Records →
_ _ _ _ _ _ _

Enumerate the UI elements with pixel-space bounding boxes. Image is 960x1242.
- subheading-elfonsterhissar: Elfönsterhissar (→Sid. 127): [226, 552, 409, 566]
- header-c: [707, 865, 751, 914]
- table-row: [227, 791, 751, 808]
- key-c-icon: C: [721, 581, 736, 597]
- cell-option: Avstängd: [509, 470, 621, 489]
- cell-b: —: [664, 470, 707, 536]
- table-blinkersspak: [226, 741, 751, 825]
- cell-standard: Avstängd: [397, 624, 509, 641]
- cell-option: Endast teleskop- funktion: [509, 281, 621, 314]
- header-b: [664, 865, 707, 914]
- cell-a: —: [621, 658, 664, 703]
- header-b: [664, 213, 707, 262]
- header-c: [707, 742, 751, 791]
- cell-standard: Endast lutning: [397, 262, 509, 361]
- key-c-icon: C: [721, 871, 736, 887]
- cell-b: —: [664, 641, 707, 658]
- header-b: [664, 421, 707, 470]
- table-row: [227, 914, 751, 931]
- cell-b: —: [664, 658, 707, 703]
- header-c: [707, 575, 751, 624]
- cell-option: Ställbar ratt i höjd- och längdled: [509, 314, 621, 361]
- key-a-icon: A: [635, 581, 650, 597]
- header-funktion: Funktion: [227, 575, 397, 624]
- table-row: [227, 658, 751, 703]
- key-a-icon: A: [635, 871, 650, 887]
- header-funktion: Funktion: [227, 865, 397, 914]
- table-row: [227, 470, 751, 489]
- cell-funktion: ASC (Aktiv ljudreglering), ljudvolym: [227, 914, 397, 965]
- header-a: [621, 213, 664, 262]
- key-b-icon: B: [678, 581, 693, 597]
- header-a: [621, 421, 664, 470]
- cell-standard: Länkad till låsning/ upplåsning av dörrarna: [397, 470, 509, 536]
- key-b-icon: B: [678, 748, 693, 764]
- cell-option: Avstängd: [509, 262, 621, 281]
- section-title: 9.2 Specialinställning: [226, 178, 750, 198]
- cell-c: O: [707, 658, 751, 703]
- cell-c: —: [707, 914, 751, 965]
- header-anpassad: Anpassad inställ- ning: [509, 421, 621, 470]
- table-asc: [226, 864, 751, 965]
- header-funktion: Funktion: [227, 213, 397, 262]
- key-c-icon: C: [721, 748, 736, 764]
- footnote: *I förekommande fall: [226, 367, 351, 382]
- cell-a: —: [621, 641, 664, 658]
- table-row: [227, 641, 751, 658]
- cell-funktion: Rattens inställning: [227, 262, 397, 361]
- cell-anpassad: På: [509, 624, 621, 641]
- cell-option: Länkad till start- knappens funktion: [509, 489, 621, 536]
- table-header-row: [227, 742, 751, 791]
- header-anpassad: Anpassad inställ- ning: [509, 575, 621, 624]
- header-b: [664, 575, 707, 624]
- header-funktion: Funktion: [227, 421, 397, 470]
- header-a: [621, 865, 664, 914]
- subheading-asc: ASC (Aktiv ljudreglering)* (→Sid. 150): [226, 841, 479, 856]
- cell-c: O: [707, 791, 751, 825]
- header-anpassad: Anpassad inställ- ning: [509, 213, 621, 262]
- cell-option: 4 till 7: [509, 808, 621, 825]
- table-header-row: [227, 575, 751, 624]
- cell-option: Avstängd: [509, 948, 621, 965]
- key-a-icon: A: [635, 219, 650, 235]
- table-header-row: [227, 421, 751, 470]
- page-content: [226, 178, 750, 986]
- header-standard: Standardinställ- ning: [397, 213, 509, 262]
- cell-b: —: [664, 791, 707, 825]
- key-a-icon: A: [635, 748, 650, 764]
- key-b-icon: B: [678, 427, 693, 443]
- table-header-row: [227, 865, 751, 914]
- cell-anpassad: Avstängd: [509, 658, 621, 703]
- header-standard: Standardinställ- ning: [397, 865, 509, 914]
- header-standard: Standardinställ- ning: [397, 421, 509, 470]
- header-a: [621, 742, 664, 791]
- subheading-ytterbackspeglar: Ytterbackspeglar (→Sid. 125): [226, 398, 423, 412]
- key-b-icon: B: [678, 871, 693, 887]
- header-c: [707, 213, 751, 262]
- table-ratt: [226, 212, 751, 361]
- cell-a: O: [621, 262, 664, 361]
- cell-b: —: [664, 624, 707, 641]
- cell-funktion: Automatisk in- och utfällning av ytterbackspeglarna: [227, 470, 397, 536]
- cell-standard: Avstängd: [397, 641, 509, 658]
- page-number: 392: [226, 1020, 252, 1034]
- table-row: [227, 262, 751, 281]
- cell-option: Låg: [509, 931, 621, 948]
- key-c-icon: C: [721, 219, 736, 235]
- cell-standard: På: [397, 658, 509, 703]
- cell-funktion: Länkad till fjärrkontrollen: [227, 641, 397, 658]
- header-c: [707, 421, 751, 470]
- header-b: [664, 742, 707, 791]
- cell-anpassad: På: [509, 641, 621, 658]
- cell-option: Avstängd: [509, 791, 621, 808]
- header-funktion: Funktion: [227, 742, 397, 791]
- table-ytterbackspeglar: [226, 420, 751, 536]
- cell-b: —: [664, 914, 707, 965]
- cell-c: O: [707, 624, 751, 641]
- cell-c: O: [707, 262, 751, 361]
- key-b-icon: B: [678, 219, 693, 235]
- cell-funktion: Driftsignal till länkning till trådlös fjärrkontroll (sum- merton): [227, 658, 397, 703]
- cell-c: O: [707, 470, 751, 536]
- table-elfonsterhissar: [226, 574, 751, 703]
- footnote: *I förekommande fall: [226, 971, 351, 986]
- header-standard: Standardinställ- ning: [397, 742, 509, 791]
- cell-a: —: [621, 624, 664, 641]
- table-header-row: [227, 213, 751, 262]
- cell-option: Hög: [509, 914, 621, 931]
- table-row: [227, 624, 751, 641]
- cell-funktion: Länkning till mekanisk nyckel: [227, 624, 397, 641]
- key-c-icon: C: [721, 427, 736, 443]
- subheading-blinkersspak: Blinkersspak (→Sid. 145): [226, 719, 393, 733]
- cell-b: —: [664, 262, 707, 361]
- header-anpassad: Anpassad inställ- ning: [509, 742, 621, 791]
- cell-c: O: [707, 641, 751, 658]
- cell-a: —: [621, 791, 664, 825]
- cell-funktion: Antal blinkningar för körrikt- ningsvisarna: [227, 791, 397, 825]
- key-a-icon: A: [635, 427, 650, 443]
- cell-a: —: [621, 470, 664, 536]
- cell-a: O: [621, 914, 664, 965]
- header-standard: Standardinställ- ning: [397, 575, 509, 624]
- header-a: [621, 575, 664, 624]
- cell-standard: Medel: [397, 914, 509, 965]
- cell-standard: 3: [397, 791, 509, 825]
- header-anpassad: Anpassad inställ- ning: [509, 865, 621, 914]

_ _ _ _ _ _ _

What you should do →
Reproduce every line of the records above without any changes.

Task solution →
Enumerate the UI elements with pixel-space bounding boxes. Image is 960x1242.
- subheading-elfonsterhissar: Elfönsterhissar (→Sid. 127): [226, 552, 409, 566]
- header-c: [707, 865, 751, 914]
- table-row: [227, 791, 751, 808]
- key-c-icon: C: [721, 581, 736, 597]
- cell-option: Avstängd: [509, 470, 621, 489]
- cell-b: —: [664, 470, 707, 536]
- table-blinkersspak: [226, 741, 751, 825]
- cell-standard: Avstängd: [397, 624, 509, 641]
- cell-option: Endast teleskop- funktion: [509, 281, 621, 314]
- header-b: [664, 865, 707, 914]
- cell-a: —: [621, 658, 664, 703]
- header-b: [664, 213, 707, 262]
- header-c: [707, 742, 751, 791]
- cell-standard: Endast lutning: [397, 262, 509, 361]
- key-c-icon: C: [721, 871, 736, 887]
- cell-b: —: [664, 641, 707, 658]
- header-b: [664, 421, 707, 470]
- table-row: [227, 914, 751, 931]
- cell-b: —: [664, 658, 707, 703]
- header-c: [707, 575, 751, 624]
- cell-option: Ställbar ratt i höjd- och längdled: [509, 314, 621, 361]
- key-a-icon: A: [635, 581, 650, 597]
- header-funktion: Funktion: [227, 575, 397, 624]
- table-row: [227, 658, 751, 703]
- key-a-icon: A: [635, 871, 650, 887]
- header-funktion: Funktion: [227, 865, 397, 914]
- table-row: [227, 470, 751, 489]
- cell-funktion: ASC (Aktiv ljudreglering), ljudvolym: [227, 914, 397, 965]
- header-a: [621, 213, 664, 262]
- key-b-icon: B: [678, 581, 693, 597]
- header-a: [621, 421, 664, 470]
- cell-standard: Länkad till låsning/ upplåsning av dörrarna: [397, 470, 509, 536]
- key-b-icon: B: [678, 748, 693, 764]
- cell-option: Avstängd: [509, 262, 621, 281]
- section-title: 9.2 Specialinställning: [226, 178, 750, 198]
- cell-c: O: [707, 658, 751, 703]
- cell-c: —: [707, 914, 751, 965]
- header-anpassad: Anpassad inställ- ning: [509, 421, 621, 470]
- table-asc: [226, 864, 751, 965]
- header-funktion: Funktion: [227, 213, 397, 262]
- key-c-icon: C: [721, 748, 736, 764]
- footnote: *I förekommande fall: [226, 367, 351, 382]
- cell-a: —: [621, 641, 664, 658]
- table-row: [227, 641, 751, 658]
- cell-funktion: Rattens inställning: [227, 262, 397, 361]
- cell-anpassad: På: [509, 624, 621, 641]
- cell-option: Länkad till start- knappens funktion: [509, 489, 621, 536]
- table-header-row: [227, 742, 751, 791]
- header-anpassad: Anpassad inställ- ning: [509, 575, 621, 624]
- header-b: [664, 575, 707, 624]
- header-funktion: Funktion: [227, 421, 397, 470]
- header-a: [621, 865, 664, 914]
- subheading-asc: ASC (Aktiv ljudreglering)* (→Sid. 150): [226, 841, 479, 856]
- cell-c: O: [707, 791, 751, 825]
- header-anpassad: Anpassad inställ- ning: [509, 213, 621, 262]
- cell-option: 4 till 7: [509, 808, 621, 825]
- table-header-row: [227, 575, 751, 624]
- cell-option: Avstängd: [509, 948, 621, 965]
- key-a-icon: A: [635, 219, 650, 235]
- table-header-row: [227, 421, 751, 470]
- page-content: [226, 178, 750, 986]
- header-standard: Standardinställ- ning: [397, 213, 509, 262]
- cell-b: —: [664, 791, 707, 825]
- key-a-icon: A: [635, 748, 650, 764]
- key-b-icon: B: [678, 427, 693, 443]
- table-header-row: [227, 865, 751, 914]
- cell-anpassad: Avstängd: [509, 658, 621, 703]
- header-standard: Standardinställ- ning: [397, 865, 509, 914]
- header-standard: Standardinställ- ning: [397, 421, 509, 470]
- header-a: [621, 742, 664, 791]
- subheading-ytterbackspeglar: Ytterbackspeglar (→Sid. 125): [226, 398, 423, 412]
- key-b-icon: B: [678, 871, 693, 887]
- header-c: [707, 213, 751, 262]
- table-ratt: [226, 212, 751, 361]
- cell-a: O: [621, 262, 664, 361]
- cell-b: —: [664, 624, 707, 641]
- cell-funktion: Automatisk in- och utfällning av ytterbackspeglarna: [227, 470, 397, 536]
- cell-standard: Avstängd: [397, 641, 509, 658]
- page-number: 392: [226, 1020, 252, 1034]
- table-row: [227, 262, 751, 281]
- cell-option: Låg: [509, 931, 621, 948]
- key-c-icon: C: [721, 219, 736, 235]
- cell-standard: På: [397, 658, 509, 703]
- cell-funktion: Länkad till fjärrkontrollen: [227, 641, 397, 658]
- header-c: [707, 421, 751, 470]
- header-b: [664, 742, 707, 791]
- cell-anpassad: På: [509, 641, 621, 658]
- cell-option: Avstängd: [509, 791, 621, 808]
- header-funktion: Funktion: [227, 742, 397, 791]
- table-ytterbackspeglar: [226, 420, 751, 536]
- cell-b: —: [664, 914, 707, 965]
- cell-c: O: [707, 624, 751, 641]
- cell-c: O: [707, 262, 751, 361]
- key-b-icon: B: [678, 219, 693, 235]
- cell-funktion: Driftsignal till länkning till trådlös fjärrkontroll (sum- merton): [227, 658, 397, 703]
- cell-c: O: [707, 470, 751, 536]
- table-elfonsterhissar: [226, 574, 751, 703]
- footnote: *I förekommande fall: [226, 971, 351, 986]
- header-standard: Standardinställ- ning: [397, 742, 509, 791]
- cell-a: —: [621, 624, 664, 641]
- table-header-row: [227, 213, 751, 262]
- cell-option: Hög: [509, 914, 621, 931]
- table-row: [227, 624, 751, 641]
- cell-funktion: Länkning till mekanisk nyckel: [227, 624, 397, 641]
- key-c-icon: C: [721, 427, 736, 443]
- subheading-blinkersspak: Blinkersspak (→Sid. 145): [226, 719, 393, 733]
- cell-b: —: [664, 262, 707, 361]
- header-anpassad: Anpassad inställ- ning: [509, 742, 621, 791]
- cell-c: O: [707, 641, 751, 658]
- cell-a: —: [621, 791, 664, 825]
- cell-funktion: Antal blinkningar för körrikt- ningsvisarna: [227, 791, 397, 825]
- key-a-icon: A: [635, 427, 650, 443]
- cell-a: —: [621, 470, 664, 536]
- cell-a: O: [621, 914, 664, 965]
- header-standard: Standardinställ- ning: [397, 575, 509, 624]
- header-a: [621, 575, 664, 624]
- cell-standard: Medel: [397, 914, 509, 965]
- cell-standard: 3: [397, 791, 509, 825]
- header-anpassad: Anpassad inställ- ning: [509, 865, 621, 914]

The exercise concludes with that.